* [Data records]
— Begin —

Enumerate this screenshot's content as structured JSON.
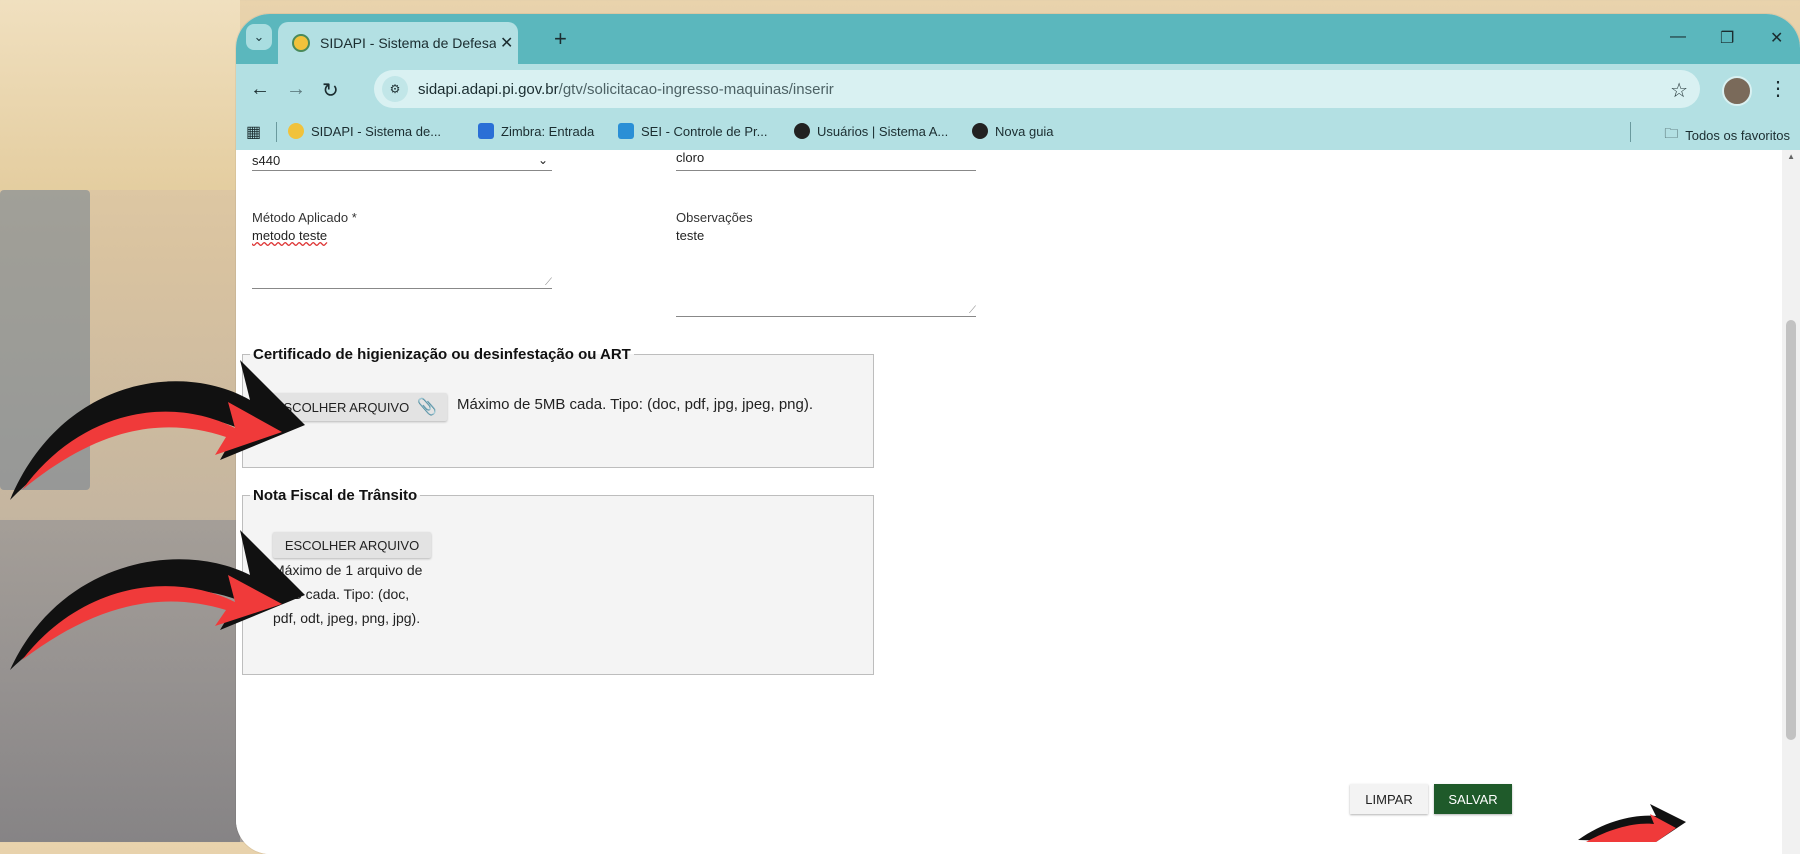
{
  "browser": {
    "tab_title": "SIDAPI - Sistema de Defesa Agr",
    "url_domain": "sidapi.adapi.pi.gov.br",
    "url_path": "/gtv/solicitacao-ingresso-maquinas/inserir",
    "bookmarks": [
      {
        "label": "SIDAPI - Sistema de...",
        "icon": "sidapi-icon",
        "color": "#f1c23b"
      },
      {
        "label": "Zimbra: Entrada",
        "icon": "zimbra-icon",
        "color": "#2a6fd6"
      },
      {
        "label": "SEI - Controle de Pr...",
        "icon": "sei-icon",
        "color": "#2a8fd6"
      },
      {
        "label": "Usuários | Sistema A...",
        "icon": "globe-icon",
        "color": "#222222"
      },
      {
        "label": "Nova guia",
        "icon": "globe-icon",
        "color": "#222222"
      }
    ],
    "all_bookmarks": "Todos os favoritos"
  },
  "form": {
    "select_value": "s440",
    "product_value": "cloro",
    "method_label": "Método Aplicado *",
    "method_value": "metodo teste",
    "observations_label": "Observações",
    "observations_value": "teste",
    "certificate": {
      "legend": "Certificado de higienização ou desinfestação ou ART",
      "button": "ESCOLHER ARQUIVO",
      "hint": "Máximo de 5MB cada. Tipo: (doc, pdf, jpg, jpeg, png)."
    },
    "invoice": {
      "legend": "Nota Fiscal de Trânsito",
      "button": "ESCOLHER ARQUIVO",
      "hint_line1": " Máximo de 1 arquivo de",
      "hint_line2": "2MB cada. Tipo: (doc,",
      "hint_line3": "pdf, odt, jpeg, png, jpg)."
    },
    "clear_button": "LIMPAR",
    "save_button": "SALVAR"
  },
  "colors": {
    "tabstrip": "#5bb7bd",
    "toolbar": "#b3e0e3",
    "save": "#1f5a2a",
    "arrow_red": "#f03a3a"
  }
}
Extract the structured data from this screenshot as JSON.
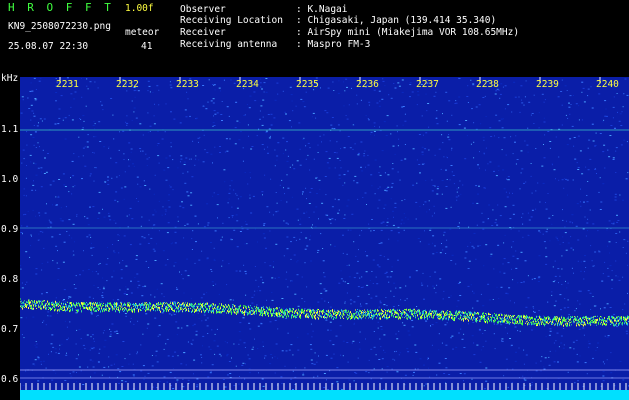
{
  "app": {
    "title": "H R O F F T",
    "version": "1.00f",
    "file_name": "KN9_2508072230.png",
    "meteor_label": "meteor",
    "datetime": "25.08.07 22:30",
    "meteor_count": "41"
  },
  "info": {
    "labels": [
      "Observer",
      "Receiving Location",
      "Receiver",
      "Receiving antenna"
    ],
    "values": [
      ": K.Nagai",
      ": Chigasaki, Japan (139.414 35.340)",
      ": AirSpy mini (Miakejima VOR 108.65MHz)",
      ": Maspro FM-3"
    ]
  },
  "axis": {
    "unit": "kHz",
    "time_ticks": [
      "2231",
      "2232",
      "2233",
      "2234",
      "2235",
      "2236",
      "2237",
      "2238",
      "2239",
      "2240"
    ],
    "freq_ticks": [
      "1.1",
      "1.0",
      "0.9",
      "0.8",
      "0.7",
      "0.6"
    ]
  },
  "colors": {
    "background": "#000000",
    "spectrum_bg": "#0a1ea8",
    "signal": "#40ff40",
    "header_yellow": "#ffff40",
    "floor": "#00e0ff"
  }
}
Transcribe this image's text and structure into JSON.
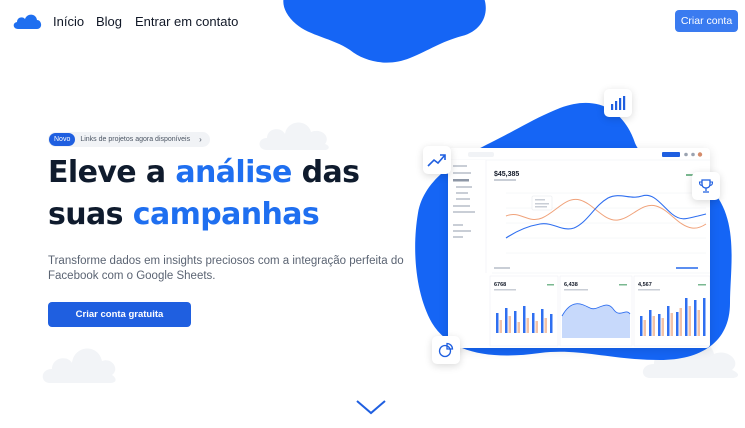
{
  "nav": {
    "links": [
      "Início",
      "Blog",
      "Entrar em contato"
    ],
    "cta": "Criar conta"
  },
  "hero": {
    "badge_pill": "Novo",
    "badge_text": "Links de projetos agora disponíveis",
    "headline_1a": "Eleve a ",
    "headline_1b": "análise",
    "headline_1c": " das",
    "headline_2a": "suas ",
    "headline_2b": "campanhas",
    "subtitle": "Transforme dados em insights preciosos com a integração perfeita do Facebook com o Google Sheets.",
    "cta": "Criar conta gratuita"
  },
  "dashboard": {
    "main_value": "$45,385",
    "stats": [
      "6768",
      "6,438",
      "4,567"
    ]
  },
  "colors": {
    "brand": "#1f5fe0",
    "accent": "#1f6ff0",
    "blob": "#1565f5"
  },
  "icons": [
    "cloud-logo-icon",
    "trend-up-icon",
    "bar-chart-icon",
    "trophy-icon",
    "pie-chart-icon",
    "chevron-down-icon"
  ]
}
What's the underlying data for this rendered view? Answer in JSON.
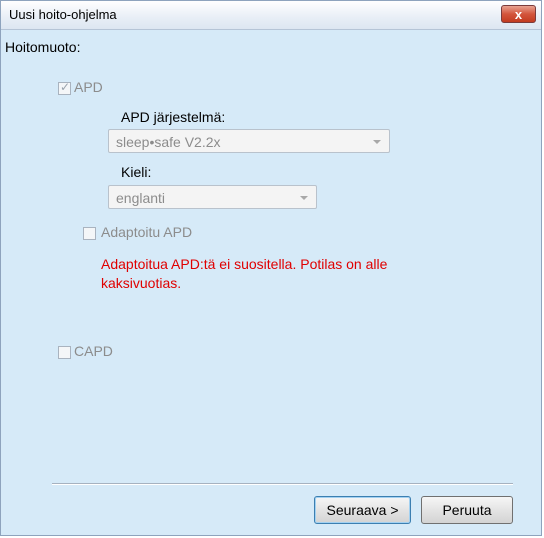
{
  "window": {
    "title": "Uusi hoito-ohjelma",
    "close_symbol": "x"
  },
  "form": {
    "treatment_label": "Hoitomuoto:",
    "apd": {
      "label": "APD",
      "checked": true,
      "enabled": false
    },
    "apd_system": {
      "label": "APD järjestelmä:",
      "selected": "sleep•safe V2.2x"
    },
    "language": {
      "label": "Kieli:",
      "selected": "englanti"
    },
    "adapted_apd": {
      "label": "Adaptoitu APD",
      "checked": false,
      "enabled": false
    },
    "warning": "Adaptoitua APD:tä ei suositella. Potilas on alle kaksivuotias.",
    "capd": {
      "label": "CAPD",
      "checked": false,
      "enabled": false
    }
  },
  "buttons": {
    "next": "Seuraava >",
    "cancel": "Peruuta"
  },
  "colors": {
    "background": "#d6eaf8",
    "warning": "#e00000",
    "disabled_text": "#8c8c8c"
  }
}
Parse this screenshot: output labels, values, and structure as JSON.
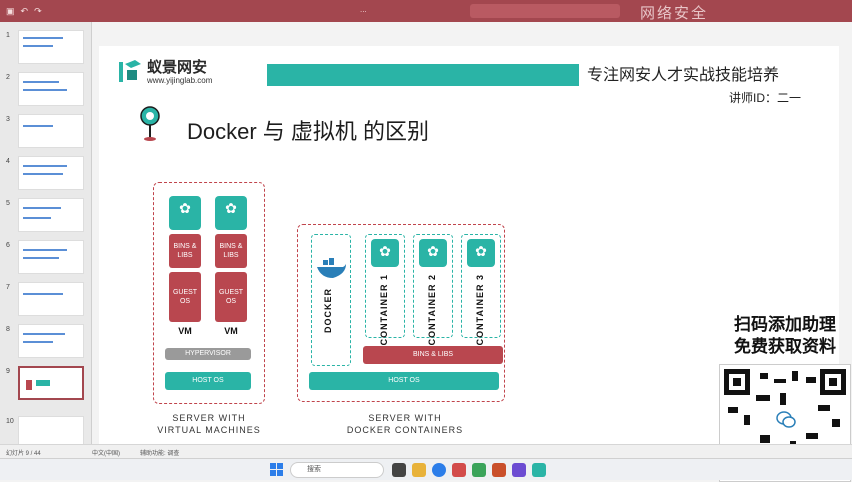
{
  "titlebar": {
    "doc_title": "...",
    "watermark": "网络安全"
  },
  "slide": {
    "brand_name": "蚁景网安",
    "brand_url": "www.yijinglab.com",
    "slogan": "专注网安人才实战技能培养",
    "lecturer": "讲师ID：二一",
    "title": "Docker 与 虚拟机 的区别"
  },
  "vm_diagram": {
    "bins_libs_label": "BINS & LIBS",
    "guest_os_label": "GUEST OS",
    "vm_label": "VM",
    "hypervisor_label": "HYPERVISOR",
    "host_os_label": "HOST OS",
    "caption_line1": "SERVER WITH",
    "caption_line2": "VIRTUAL MACHINES"
  },
  "docker_diagram": {
    "docker_label": "DOCKER",
    "containers": [
      "CONTAINER 1",
      "CONTAINER 2",
      "CONTAINER 3"
    ],
    "bins_libs_label": "BINS & LIBS",
    "host_os_label": "HOST OS",
    "caption_line1": "SERVER WITH",
    "caption_line2": "DOCKER CONTAINERS"
  },
  "promo": {
    "line1": "扫码添加助理",
    "line2": "免费获取资料"
  },
  "sidebar": {
    "slide_numbers": [
      "1",
      "2",
      "3",
      "4",
      "5",
      "6",
      "7",
      "8",
      "9",
      "10"
    ],
    "active_slide": "9"
  },
  "statusbar": {
    "left": "幻灯片 9 / 44",
    "lang": "中文(中国)",
    "access": "辅助功能: 调查"
  },
  "taskbar": {
    "search_placeholder": "搜索"
  },
  "colors": {
    "teal": "#2ab4a6",
    "red": "#b9474f",
    "titlebar": "#a3474f"
  }
}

— End —

* [GIVEN PROBLEM]
Quote verbatim every line starting at the line that contains "Parse this screenshot: output" and ending with the last line of the records; omit all pictures.

* [SOLUTION FOR THIS TASK]
Parse this screenshot: output labels, values, and structure as JSON.
{
  "titlebar": {
    "doc_title": "...",
    "watermark": "网络安全"
  },
  "slide": {
    "brand_name": "蚁景网安",
    "brand_url": "www.yijinglab.com",
    "slogan": "专注网安人才实战技能培养",
    "lecturer": "讲师ID：二一",
    "title": "Docker 与 虚拟机 的区别"
  },
  "vm_diagram": {
    "bins_libs_label": "BINS & LIBS",
    "guest_os_label": "GUEST OS",
    "vm_label": "VM",
    "hypervisor_label": "HYPERVISOR",
    "host_os_label": "HOST OS",
    "caption_line1": "SERVER WITH",
    "caption_line2": "VIRTUAL MACHINES"
  },
  "docker_diagram": {
    "docker_label": "DOCKER",
    "containers": [
      "CONTAINER 1",
      "CONTAINER 2",
      "CONTAINER 3"
    ],
    "bins_libs_label": "BINS & LIBS",
    "host_os_label": "HOST OS",
    "caption_line1": "SERVER WITH",
    "caption_line2": "DOCKER CONTAINERS"
  },
  "promo": {
    "line1": "扫码添加助理",
    "line2": "免费获取资料"
  },
  "sidebar": {
    "slide_numbers": [
      "1",
      "2",
      "3",
      "4",
      "5",
      "6",
      "7",
      "8",
      "9",
      "10"
    ],
    "active_slide": "9"
  },
  "statusbar": {
    "left": "幻灯片 9 / 44",
    "lang": "中文(中国)",
    "access": "辅助功能: 调查"
  },
  "taskbar": {
    "search_placeholder": "搜索"
  },
  "colors": {
    "teal": "#2ab4a6",
    "red": "#b9474f",
    "titlebar": "#a3474f"
  }
}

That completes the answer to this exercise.